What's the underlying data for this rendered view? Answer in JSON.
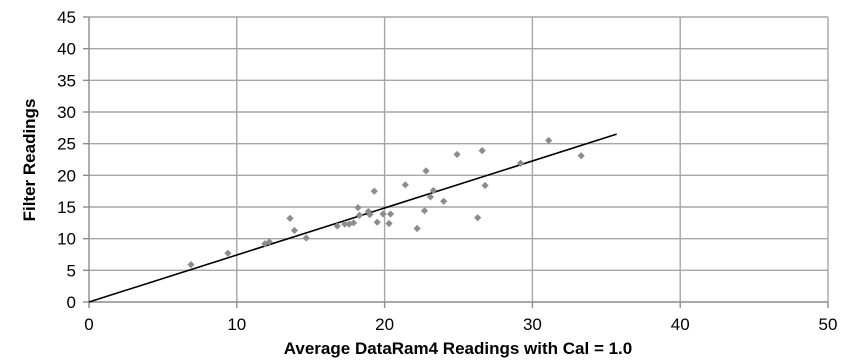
{
  "chart_data": {
    "type": "scatter",
    "xlabel": "Average DataRam4 Readings with Cal = 1.0",
    "ylabel": "Filter Readings",
    "xlim": [
      0,
      50
    ],
    "ylim": [
      0,
      45
    ],
    "xticks": [
      0,
      10,
      20,
      30,
      40,
      50
    ],
    "yticks": [
      0,
      5,
      10,
      15,
      20,
      25,
      30,
      35,
      40,
      45
    ],
    "grid": true,
    "legend": "none",
    "colors": {
      "points": "#8c8c8c",
      "trendline": "#000000",
      "grid": "#a6a6a6"
    },
    "series": [
      {
        "points": [
          [
            6.9,
            5.9
          ],
          [
            9.4,
            7.7
          ],
          [
            11.9,
            9.2
          ],
          [
            12.2,
            9.5
          ],
          [
            13.6,
            13.2
          ],
          [
            13.9,
            11.3
          ],
          [
            14.7,
            10.1
          ],
          [
            16.8,
            12.0
          ],
          [
            17.3,
            12.3
          ],
          [
            17.6,
            12.3
          ],
          [
            17.9,
            12.5
          ],
          [
            18.2,
            14.9
          ],
          [
            18.3,
            13.7
          ],
          [
            18.9,
            14.3
          ],
          [
            19.0,
            13.8
          ],
          [
            19.3,
            17.5
          ],
          [
            19.5,
            12.6
          ],
          [
            19.9,
            13.9
          ],
          [
            20.3,
            12.4
          ],
          [
            20.4,
            13.9
          ],
          [
            21.4,
            18.5
          ],
          [
            22.2,
            11.6
          ],
          [
            22.7,
            14.4
          ],
          [
            22.8,
            20.7
          ],
          [
            23.1,
            16.6
          ],
          [
            23.3,
            17.6
          ],
          [
            24.0,
            15.9
          ],
          [
            24.9,
            23.3
          ],
          [
            26.3,
            13.3
          ],
          [
            26.6,
            23.9
          ],
          [
            26.8,
            18.4
          ],
          [
            29.2,
            21.9
          ],
          [
            31.1,
            25.5
          ],
          [
            33.3,
            23.1
          ]
        ]
      }
    ],
    "trendline": {
      "x": [
        0,
        35.7
      ],
      "y": [
        0,
        26.5
      ]
    }
  }
}
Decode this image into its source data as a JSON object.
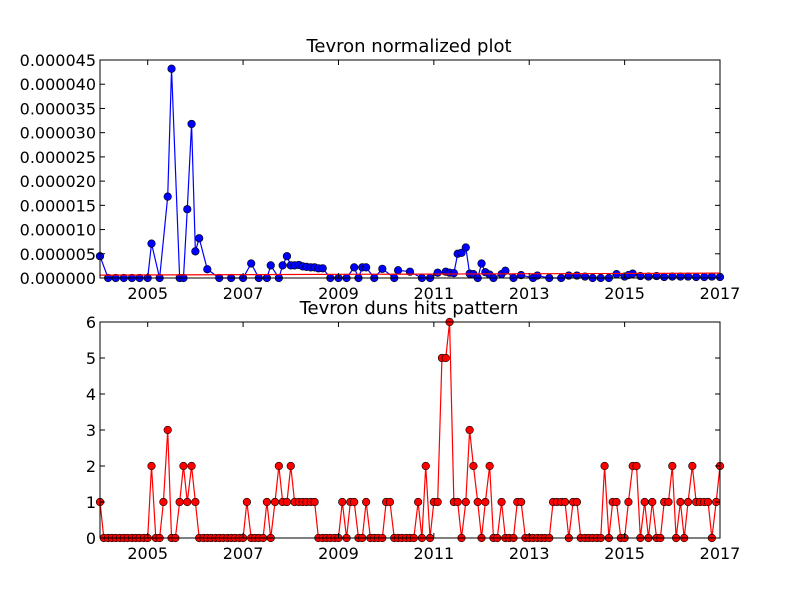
{
  "chart_data": [
    {
      "type": "line",
      "title": "Tevron normalized plot",
      "xlabel": "",
      "ylabel": "",
      "x_range": [
        2004.0,
        2017.0
      ],
      "ylim": [
        0,
        4.5e-05
      ],
      "x_ticks": [
        2005,
        2007,
        2009,
        2011,
        2013,
        2015,
        2017
      ],
      "x_tick_labels": [
        "2005",
        "2007",
        "2009",
        "2011",
        "2013",
        "2015",
        "2017"
      ],
      "y_ticks": [
        0,
        5e-06,
        1e-05,
        1.5e-05,
        2e-05,
        2.5e-05,
        3e-05,
        3.5e-05,
        4e-05,
        4.5e-05
      ],
      "y_tick_labels": [
        "0.000000",
        "0.000005",
        "0.000010",
        "0.000015",
        "0.000020",
        "0.000025",
        "0.000030",
        "0.000035",
        "0.000040",
        "0.000045"
      ],
      "grid": false,
      "series": [
        {
          "color": "#0000ff",
          "marker": "circle",
          "x": [
            2004.0,
            2004.17,
            2004.33,
            2004.5,
            2004.67,
            2004.83,
            2005.0,
            2005.08,
            2005.25,
            2005.42,
            2005.5,
            2005.67,
            2005.75,
            2005.83,
            2005.92,
            2006.0,
            2006.08,
            2006.25,
            2006.5,
            2006.75,
            2007.0,
            2007.17,
            2007.33,
            2007.5,
            2007.58,
            2007.75,
            2007.83,
            2007.92,
            2008.0,
            2008.08,
            2008.17,
            2008.25,
            2008.33,
            2008.42,
            2008.5,
            2008.58,
            2008.67,
            2008.83,
            2009.0,
            2009.17,
            2009.33,
            2009.42,
            2009.5,
            2009.58,
            2009.75,
            2009.92,
            2010.17,
            2010.25,
            2010.5,
            2010.75,
            2010.92,
            2011.08,
            2011.25,
            2011.33,
            2011.42,
            2011.5,
            2011.58,
            2011.67,
            2011.75,
            2011.83,
            2011.92,
            2012.0,
            2012.08,
            2012.17,
            2012.25,
            2012.42,
            2012.5,
            2012.67,
            2012.83,
            2013.08,
            2013.17,
            2013.42,
            2013.67,
            2013.83,
            2014.0,
            2014.17,
            2014.33,
            2014.5,
            2014.67,
            2014.83,
            2015.0,
            2015.08,
            2015.17,
            2015.33,
            2015.5,
            2015.67,
            2015.83,
            2016.0,
            2016.17,
            2016.33,
            2016.5,
            2016.67,
            2016.83,
            2017.0
          ],
          "y": [
            4.5e-06,
            0.0,
            0.0,
            0.0,
            0.0,
            0.0,
            0.0,
            7.1e-06,
            0.0,
            1.68e-05,
            4.32e-05,
            0.0,
            0.0,
            1.42e-05,
            3.18e-05,
            5.5e-06,
            8.2e-06,
            1.8e-06,
            0.0,
            0.0,
            0.0,
            3e-06,
            0.0,
            0.0,
            2.6e-06,
            0.0,
            2.6e-06,
            4.5e-06,
            2.6e-06,
            2.6e-06,
            2.7e-06,
            2.4e-06,
            2.3e-06,
            2.2e-06,
            2.2e-06,
            2e-06,
            2e-06,
            0.0,
            0.0,
            0.0,
            2.2e-06,
            0.0,
            2.2e-06,
            2.2e-06,
            0.0,
            1.9e-06,
            0.0,
            1.6e-06,
            1.3e-06,
            0.0,
            0.0,
            1.1e-06,
            1.3e-06,
            1.1e-06,
            1e-06,
            5e-06,
            5.2e-06,
            6.3e-06,
            9e-07,
            8e-07,
            0.0,
            3e-06,
            1.2e-06,
            7e-07,
            0.0,
            8e-07,
            1.5e-06,
            0.0,
            6e-07,
            0.0,
            5e-07,
            0.0,
            0.0,
            5e-07,
            5e-07,
            3e-07,
            0.0,
            0.0,
            0.0,
            8e-07,
            3e-07,
            6e-07,
            9e-07,
            4e-07,
            3e-07,
            4e-07,
            2e-07,
            3e-07,
            3e-07,
            3e-07,
            2e-07,
            2e-07,
            3e-07,
            2e-07
          ]
        },
        {
          "color": "#ff0000",
          "marker": "none",
          "x": [
            2004.0,
            2017.0
          ],
          "y": [
            6e-07,
            1e-06
          ]
        }
      ]
    },
    {
      "type": "line",
      "title": "Tevron duns hits pattern",
      "xlabel": "",
      "ylabel": "",
      "x_range": [
        2004.0,
        2017.0
      ],
      "ylim": [
        0,
        6
      ],
      "x_ticks": [
        2005,
        2007,
        2009,
        2011,
        2013,
        2015,
        2017
      ],
      "x_tick_labels": [
        "2005",
        "2007",
        "2009",
        "2011",
        "2013",
        "2015",
        "2017"
      ],
      "y_ticks": [
        0,
        1,
        2,
        3,
        4,
        5,
        6
      ],
      "y_tick_labels": [
        "0",
        "1",
        "2",
        "3",
        "4",
        "5",
        "6"
      ],
      "grid": false,
      "series": [
        {
          "color": "#ff0000",
          "marker": "circle",
          "x": [
            2004.0,
            2004.08,
            2004.17,
            2004.25,
            2004.33,
            2004.42,
            2004.5,
            2004.58,
            2004.67,
            2004.75,
            2004.83,
            2004.92,
            2005.0,
            2005.08,
            2005.17,
            2005.25,
            2005.33,
            2005.42,
            2005.5,
            2005.58,
            2005.67,
            2005.75,
            2005.83,
            2005.92,
            2006.0,
            2006.08,
            2006.17,
            2006.25,
            2006.33,
            2006.42,
            2006.5,
            2006.58,
            2006.67,
            2006.75,
            2006.83,
            2006.92,
            2007.0,
            2007.08,
            2007.17,
            2007.25,
            2007.33,
            2007.42,
            2007.5,
            2007.58,
            2007.67,
            2007.75,
            2007.83,
            2007.92,
            2008.0,
            2008.08,
            2008.17,
            2008.25,
            2008.33,
            2008.42,
            2008.5,
            2008.58,
            2008.67,
            2008.75,
            2008.83,
            2008.92,
            2009.0,
            2009.08,
            2009.17,
            2009.25,
            2009.33,
            2009.42,
            2009.5,
            2009.58,
            2009.67,
            2009.75,
            2009.83,
            2009.92,
            2010.0,
            2010.08,
            2010.17,
            2010.25,
            2010.33,
            2010.42,
            2010.5,
            2010.58,
            2010.67,
            2010.75,
            2010.83,
            2010.92,
            2011.0,
            2011.08,
            2011.17,
            2011.25,
            2011.33,
            2011.42,
            2011.5,
            2011.58,
            2011.67,
            2011.75,
            2011.83,
            2011.92,
            2012.0,
            2012.08,
            2012.17,
            2012.25,
            2012.33,
            2012.42,
            2012.5,
            2012.58,
            2012.67,
            2012.75,
            2012.83,
            2012.92,
            2013.0,
            2013.08,
            2013.17,
            2013.25,
            2013.33,
            2013.42,
            2013.5,
            2013.58,
            2013.67,
            2013.75,
            2013.83,
            2013.92,
            2014.0,
            2014.08,
            2014.17,
            2014.25,
            2014.33,
            2014.42,
            2014.5,
            2014.58,
            2014.67,
            2014.75,
            2014.83,
            2014.92,
            2015.0,
            2015.08,
            2015.17,
            2015.25,
            2015.33,
            2015.42,
            2015.5,
            2015.58,
            2015.67,
            2015.75,
            2015.83,
            2015.92,
            2016.0,
            2016.08,
            2016.17,
            2016.25,
            2016.33,
            2016.42,
            2016.5,
            2016.58,
            2016.67,
            2016.75,
            2016.83,
            2016.92,
            2017.0
          ],
          "y": [
            1,
            0,
            0,
            0,
            0,
            0,
            0,
            0,
            0,
            0,
            0,
            0,
            0,
            2,
            0,
            0,
            1,
            3,
            0,
            0,
            1,
            2,
            1,
            2,
            1,
            0,
            0,
            0,
            0,
            0,
            0,
            0,
            0,
            0,
            0,
            0,
            0,
            1,
            0,
            0,
            0,
            0,
            1,
            0,
            1,
            2,
            1,
            1,
            2,
            1,
            1,
            1,
            1,
            1,
            1,
            0,
            0,
            0,
            0,
            0,
            0,
            1,
            0,
            1,
            1,
            0,
            0,
            1,
            0,
            0,
            0,
            0,
            1,
            1,
            0,
            0,
            0,
            0,
            0,
            0,
            1,
            0,
            2,
            0,
            1,
            1,
            5,
            5,
            6,
            1,
            1,
            0,
            1,
            3,
            2,
            1,
            0,
            1,
            2,
            0,
            0,
            1,
            0,
            0,
            0,
            1,
            1,
            0,
            0,
            0,
            0,
            0,
            0,
            0,
            1,
            1,
            1,
            1,
            0,
            1,
            1,
            0,
            0,
            0,
            0,
            0,
            0,
            2,
            0,
            1,
            1,
            0,
            0,
            1,
            2,
            2,
            0,
            1,
            0,
            1,
            0,
            0,
            1,
            1,
            2,
            0,
            1,
            0,
            1,
            2,
            1,
            1,
            1,
            1,
            0,
            1,
            2
          ]
        }
      ]
    }
  ]
}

====

WORK TO DO: From the entries above, collect every line with the string "title" in it.

FULL RESPONSE:
      "title": "Tevron normalized plot",
      "title": "Tevron duns hits pattern",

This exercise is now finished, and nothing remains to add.